● **Stated exercise**
Wherever the word "nearly" appears in the entries, copy the whole line.

● **Source material**
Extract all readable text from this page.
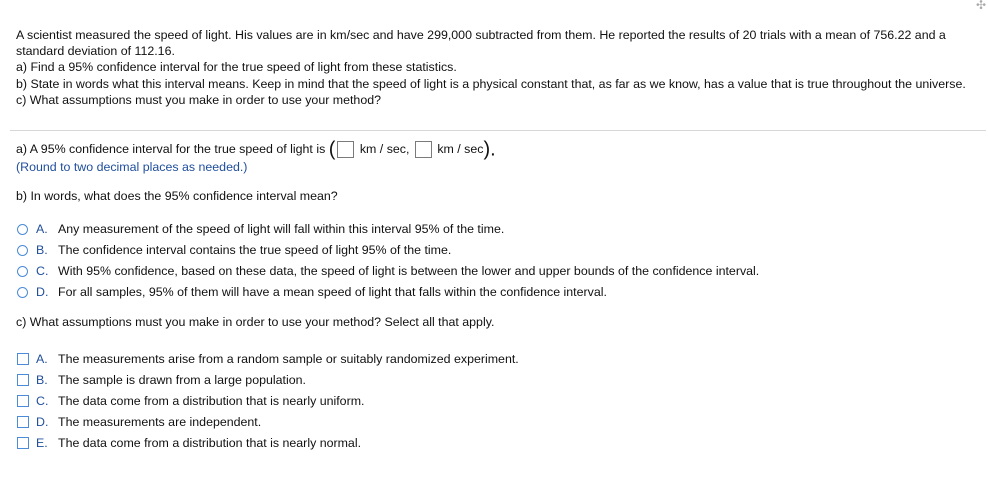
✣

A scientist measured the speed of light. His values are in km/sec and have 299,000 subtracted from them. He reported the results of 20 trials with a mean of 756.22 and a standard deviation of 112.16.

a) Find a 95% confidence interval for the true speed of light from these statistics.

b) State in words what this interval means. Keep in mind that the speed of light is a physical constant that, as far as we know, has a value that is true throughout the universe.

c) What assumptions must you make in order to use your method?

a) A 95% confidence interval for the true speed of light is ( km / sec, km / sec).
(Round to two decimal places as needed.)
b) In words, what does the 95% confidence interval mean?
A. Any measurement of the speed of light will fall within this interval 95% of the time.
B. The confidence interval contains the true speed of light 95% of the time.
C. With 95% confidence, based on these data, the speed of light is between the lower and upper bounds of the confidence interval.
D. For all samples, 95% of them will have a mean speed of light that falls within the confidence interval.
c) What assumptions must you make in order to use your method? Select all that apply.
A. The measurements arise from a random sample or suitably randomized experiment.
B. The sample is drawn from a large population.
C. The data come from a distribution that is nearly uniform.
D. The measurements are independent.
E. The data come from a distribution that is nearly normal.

● **Result below**
C. The data come from a distribution that is nearly uniform.
E. The data come from a distribution that is nearly normal.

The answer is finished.